Collection entries:
-=-=-

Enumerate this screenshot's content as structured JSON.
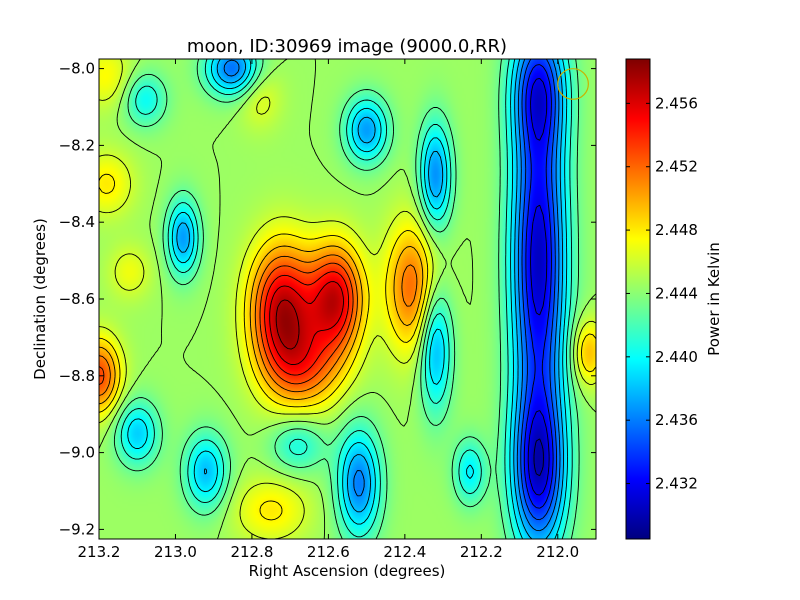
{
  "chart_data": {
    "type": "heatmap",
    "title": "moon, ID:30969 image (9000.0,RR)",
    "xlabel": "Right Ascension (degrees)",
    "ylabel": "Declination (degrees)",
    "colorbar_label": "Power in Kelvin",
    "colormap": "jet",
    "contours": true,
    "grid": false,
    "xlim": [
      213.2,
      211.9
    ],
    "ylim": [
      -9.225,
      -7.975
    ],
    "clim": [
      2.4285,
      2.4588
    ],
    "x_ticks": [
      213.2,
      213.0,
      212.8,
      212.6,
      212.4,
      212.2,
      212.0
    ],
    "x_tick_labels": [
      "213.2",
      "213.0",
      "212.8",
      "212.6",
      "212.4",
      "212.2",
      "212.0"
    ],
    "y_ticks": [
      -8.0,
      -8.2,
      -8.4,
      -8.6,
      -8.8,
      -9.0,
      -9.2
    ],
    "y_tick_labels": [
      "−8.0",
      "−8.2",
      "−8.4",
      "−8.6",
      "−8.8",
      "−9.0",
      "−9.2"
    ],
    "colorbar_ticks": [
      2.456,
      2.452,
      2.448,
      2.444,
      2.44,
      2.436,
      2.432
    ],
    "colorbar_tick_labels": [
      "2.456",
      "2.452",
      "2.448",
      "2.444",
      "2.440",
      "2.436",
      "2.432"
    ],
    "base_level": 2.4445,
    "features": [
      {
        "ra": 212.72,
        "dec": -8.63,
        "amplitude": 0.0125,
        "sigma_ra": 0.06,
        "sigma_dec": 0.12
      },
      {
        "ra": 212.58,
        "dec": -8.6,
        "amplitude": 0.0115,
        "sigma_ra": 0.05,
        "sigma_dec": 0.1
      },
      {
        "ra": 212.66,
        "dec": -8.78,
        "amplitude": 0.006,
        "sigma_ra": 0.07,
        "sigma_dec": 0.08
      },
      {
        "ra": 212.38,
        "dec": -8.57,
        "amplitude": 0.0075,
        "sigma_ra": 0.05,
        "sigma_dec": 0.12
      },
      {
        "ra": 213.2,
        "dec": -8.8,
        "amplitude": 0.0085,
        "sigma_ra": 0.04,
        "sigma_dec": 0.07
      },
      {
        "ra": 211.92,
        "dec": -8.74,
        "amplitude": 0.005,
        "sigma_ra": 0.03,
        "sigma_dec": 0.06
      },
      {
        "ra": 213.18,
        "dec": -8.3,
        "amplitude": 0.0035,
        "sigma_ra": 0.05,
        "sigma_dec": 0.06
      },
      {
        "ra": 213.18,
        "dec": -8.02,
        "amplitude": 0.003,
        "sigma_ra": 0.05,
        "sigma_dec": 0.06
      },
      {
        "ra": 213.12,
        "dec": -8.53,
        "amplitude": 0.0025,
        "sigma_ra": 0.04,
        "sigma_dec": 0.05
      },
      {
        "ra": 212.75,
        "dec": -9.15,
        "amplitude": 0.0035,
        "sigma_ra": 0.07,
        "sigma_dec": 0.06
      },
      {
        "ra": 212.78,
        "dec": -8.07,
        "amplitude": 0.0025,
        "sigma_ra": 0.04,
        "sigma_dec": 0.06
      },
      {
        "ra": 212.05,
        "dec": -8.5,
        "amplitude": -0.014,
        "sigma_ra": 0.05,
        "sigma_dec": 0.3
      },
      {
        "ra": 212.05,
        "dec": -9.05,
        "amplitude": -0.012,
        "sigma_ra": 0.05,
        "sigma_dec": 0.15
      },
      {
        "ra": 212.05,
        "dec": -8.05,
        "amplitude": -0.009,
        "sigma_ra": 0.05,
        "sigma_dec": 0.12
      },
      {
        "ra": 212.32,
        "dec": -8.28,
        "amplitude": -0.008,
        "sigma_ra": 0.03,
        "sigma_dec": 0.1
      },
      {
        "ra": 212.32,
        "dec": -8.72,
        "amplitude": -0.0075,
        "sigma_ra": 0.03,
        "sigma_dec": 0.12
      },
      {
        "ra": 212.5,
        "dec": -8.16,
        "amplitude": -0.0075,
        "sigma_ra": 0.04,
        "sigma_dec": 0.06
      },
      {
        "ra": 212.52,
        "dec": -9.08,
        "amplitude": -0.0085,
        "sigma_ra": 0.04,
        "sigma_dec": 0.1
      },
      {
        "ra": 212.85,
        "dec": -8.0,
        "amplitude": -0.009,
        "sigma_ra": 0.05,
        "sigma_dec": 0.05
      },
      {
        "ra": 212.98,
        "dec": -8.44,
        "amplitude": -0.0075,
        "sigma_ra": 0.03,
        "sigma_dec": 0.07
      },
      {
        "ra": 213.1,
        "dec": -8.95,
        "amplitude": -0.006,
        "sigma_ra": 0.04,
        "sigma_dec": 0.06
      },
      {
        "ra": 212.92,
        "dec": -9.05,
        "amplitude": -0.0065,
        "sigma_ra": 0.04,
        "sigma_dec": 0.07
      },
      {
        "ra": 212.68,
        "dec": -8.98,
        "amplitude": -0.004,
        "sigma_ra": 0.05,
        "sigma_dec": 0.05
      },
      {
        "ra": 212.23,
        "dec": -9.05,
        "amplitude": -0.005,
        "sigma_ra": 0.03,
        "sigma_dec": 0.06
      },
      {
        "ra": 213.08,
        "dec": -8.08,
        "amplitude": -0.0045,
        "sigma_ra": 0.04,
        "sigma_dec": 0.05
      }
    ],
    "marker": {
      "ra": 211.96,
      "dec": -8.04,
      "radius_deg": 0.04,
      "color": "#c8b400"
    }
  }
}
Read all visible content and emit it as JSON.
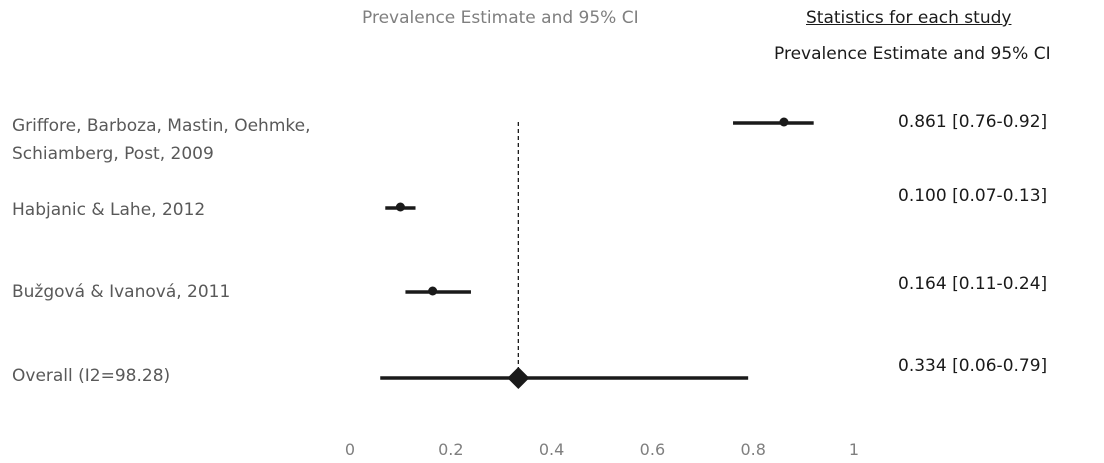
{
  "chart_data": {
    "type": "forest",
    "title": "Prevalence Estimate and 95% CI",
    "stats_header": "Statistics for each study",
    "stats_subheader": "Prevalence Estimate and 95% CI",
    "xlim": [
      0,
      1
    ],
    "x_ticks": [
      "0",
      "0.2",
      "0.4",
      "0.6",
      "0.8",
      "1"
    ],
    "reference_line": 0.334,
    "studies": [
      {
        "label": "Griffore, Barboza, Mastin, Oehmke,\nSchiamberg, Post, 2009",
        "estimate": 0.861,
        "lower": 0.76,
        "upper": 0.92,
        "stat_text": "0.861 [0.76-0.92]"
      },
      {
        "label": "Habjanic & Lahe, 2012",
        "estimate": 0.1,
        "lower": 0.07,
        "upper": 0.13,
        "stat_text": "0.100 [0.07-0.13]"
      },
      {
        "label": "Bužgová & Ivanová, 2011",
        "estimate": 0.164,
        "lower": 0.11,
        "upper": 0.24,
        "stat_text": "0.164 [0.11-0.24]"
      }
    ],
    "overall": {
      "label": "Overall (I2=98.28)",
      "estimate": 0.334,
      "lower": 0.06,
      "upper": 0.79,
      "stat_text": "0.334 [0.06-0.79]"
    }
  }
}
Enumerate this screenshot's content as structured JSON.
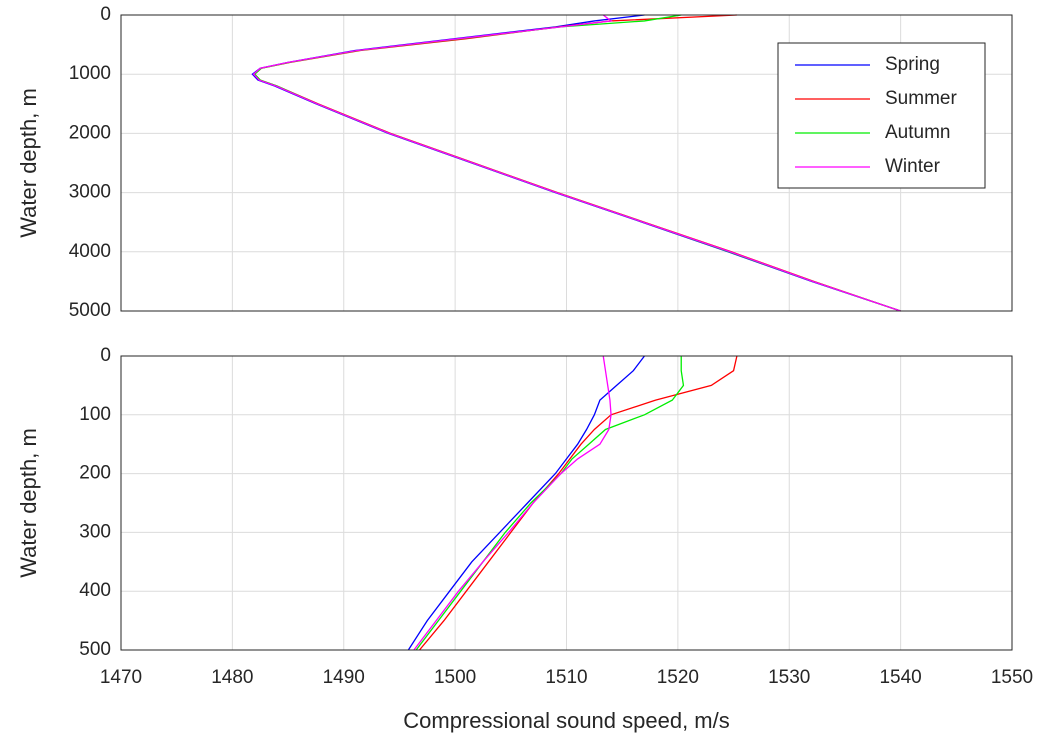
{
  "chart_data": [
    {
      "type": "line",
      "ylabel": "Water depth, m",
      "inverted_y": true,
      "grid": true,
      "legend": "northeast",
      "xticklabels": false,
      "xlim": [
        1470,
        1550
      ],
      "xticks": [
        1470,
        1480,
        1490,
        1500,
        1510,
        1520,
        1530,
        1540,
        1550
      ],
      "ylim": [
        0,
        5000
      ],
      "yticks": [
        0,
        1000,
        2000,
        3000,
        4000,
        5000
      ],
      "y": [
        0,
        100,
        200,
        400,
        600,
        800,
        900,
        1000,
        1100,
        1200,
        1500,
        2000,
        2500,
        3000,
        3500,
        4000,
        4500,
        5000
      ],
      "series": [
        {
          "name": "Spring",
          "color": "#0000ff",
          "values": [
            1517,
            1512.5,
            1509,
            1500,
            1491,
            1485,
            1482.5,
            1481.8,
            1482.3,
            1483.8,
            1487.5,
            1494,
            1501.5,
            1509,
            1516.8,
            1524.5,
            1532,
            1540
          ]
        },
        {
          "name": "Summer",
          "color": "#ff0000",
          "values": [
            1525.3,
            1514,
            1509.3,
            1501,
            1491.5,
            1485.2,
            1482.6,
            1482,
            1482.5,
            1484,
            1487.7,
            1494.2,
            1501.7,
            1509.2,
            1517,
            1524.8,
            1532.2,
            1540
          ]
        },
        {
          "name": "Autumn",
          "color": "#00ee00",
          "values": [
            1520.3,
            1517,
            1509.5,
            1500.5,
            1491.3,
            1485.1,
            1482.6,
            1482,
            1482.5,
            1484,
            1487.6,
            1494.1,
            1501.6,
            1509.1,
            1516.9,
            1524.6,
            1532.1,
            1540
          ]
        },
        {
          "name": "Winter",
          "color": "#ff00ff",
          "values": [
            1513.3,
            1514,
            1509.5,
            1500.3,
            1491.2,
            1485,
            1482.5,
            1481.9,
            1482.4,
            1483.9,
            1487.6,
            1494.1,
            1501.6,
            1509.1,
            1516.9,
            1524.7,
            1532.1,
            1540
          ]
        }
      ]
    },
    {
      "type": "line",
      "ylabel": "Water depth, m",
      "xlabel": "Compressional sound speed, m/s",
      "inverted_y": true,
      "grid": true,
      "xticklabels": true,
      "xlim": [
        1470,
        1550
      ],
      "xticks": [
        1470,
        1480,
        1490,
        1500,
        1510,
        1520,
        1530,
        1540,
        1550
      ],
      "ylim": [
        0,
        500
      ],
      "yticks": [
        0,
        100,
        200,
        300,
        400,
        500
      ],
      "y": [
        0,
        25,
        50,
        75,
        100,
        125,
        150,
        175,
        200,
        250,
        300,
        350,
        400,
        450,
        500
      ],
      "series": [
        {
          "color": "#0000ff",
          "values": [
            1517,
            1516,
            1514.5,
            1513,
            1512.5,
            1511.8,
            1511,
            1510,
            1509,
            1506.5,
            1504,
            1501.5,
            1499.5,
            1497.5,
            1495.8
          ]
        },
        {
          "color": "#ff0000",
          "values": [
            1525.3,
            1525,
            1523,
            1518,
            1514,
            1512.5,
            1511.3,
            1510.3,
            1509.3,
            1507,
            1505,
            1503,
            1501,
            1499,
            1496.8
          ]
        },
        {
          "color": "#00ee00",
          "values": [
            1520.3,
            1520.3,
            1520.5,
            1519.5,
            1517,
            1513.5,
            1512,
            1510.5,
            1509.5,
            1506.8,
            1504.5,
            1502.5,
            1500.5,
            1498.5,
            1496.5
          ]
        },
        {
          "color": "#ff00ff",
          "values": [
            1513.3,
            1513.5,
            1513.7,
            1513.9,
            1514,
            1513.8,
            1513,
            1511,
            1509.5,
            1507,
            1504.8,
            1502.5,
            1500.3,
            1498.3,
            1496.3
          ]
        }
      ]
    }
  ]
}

-=-=-

- _Directions for this task_
Copy every line of the listing that includes the string "degrees".

- _Finished exercise_
    "xlabel": "Right Ascension (degrees)",
    "ylabel": "Declination (degrees)",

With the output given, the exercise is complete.